__EXERCISE__. Write out the records below word for word, please.

****************************************

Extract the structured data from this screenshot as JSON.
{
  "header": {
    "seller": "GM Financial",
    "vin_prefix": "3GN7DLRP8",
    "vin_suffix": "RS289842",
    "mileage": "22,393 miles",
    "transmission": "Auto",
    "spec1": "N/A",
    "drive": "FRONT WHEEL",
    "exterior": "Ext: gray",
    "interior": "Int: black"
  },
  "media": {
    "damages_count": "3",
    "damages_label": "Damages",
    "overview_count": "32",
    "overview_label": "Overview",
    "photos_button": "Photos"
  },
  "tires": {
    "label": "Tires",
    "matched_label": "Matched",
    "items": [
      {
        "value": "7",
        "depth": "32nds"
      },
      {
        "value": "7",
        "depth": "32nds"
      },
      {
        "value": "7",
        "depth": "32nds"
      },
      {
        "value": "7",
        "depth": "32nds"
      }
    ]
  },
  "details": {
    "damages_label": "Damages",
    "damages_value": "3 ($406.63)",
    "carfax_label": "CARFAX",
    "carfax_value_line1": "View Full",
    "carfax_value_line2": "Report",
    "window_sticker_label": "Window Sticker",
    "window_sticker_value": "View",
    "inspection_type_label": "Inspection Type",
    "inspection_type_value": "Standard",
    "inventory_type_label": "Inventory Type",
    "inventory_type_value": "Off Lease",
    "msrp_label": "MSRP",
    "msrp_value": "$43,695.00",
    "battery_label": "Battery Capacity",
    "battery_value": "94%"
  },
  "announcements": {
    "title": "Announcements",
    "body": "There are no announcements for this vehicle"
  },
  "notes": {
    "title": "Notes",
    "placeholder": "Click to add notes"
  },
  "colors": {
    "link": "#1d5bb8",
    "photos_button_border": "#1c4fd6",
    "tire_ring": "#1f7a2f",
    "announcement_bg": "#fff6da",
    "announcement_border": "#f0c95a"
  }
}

****************************************

__SOLUTION FOR THIS PROBLEM__.
Extract the structured data from this screenshot as JSON.
{
  "header": {
    "seller": "GM Financial",
    "vin_prefix": "3GN7DLRP8",
    "vin_suffix": "RS289842",
    "mileage": "22,393 miles",
    "transmission": "Auto",
    "spec1": "N/A",
    "drive": "FRONT WHEEL",
    "exterior": "Ext: gray",
    "interior": "Int: black"
  },
  "media": {
    "damages_count": "3",
    "damages_label": "Damages",
    "overview_count": "32",
    "overview_label": "Overview",
    "photos_button": "Photos"
  },
  "tires": {
    "label": "Tires",
    "matched_label": "Matched",
    "items": [
      {
        "value": "7",
        "depth": "32nds"
      },
      {
        "value": "7",
        "depth": "32nds"
      },
      {
        "value": "7",
        "depth": "32nds"
      },
      {
        "value": "7",
        "depth": "32nds"
      }
    ]
  },
  "details": {
    "damages_label": "Damages",
    "damages_value": "3 ($406.63)",
    "carfax_label": "CARFAX",
    "carfax_value_line1": "View Full",
    "carfax_value_line2": "Report",
    "window_sticker_label": "Window Sticker",
    "window_sticker_value": "View",
    "inspection_type_label": "Inspection Type",
    "inspection_type_value": "Standard",
    "inventory_type_label": "Inventory Type",
    "inventory_type_value": "Off Lease",
    "msrp_label": "MSRP",
    "msrp_value": "$43,695.00",
    "battery_label": "Battery Capacity",
    "battery_value": "94%"
  },
  "announcements": {
    "title": "Announcements",
    "body": "There are no announcements for this vehicle"
  },
  "notes": {
    "title": "Notes",
    "placeholder": "Click to add notes"
  },
  "colors": {
    "link": "#1d5bb8",
    "photos_button_border": "#1c4fd6",
    "tire_ring": "#1f7a2f",
    "announcement_bg": "#fff6da",
    "announcement_border": "#f0c95a"
  }
}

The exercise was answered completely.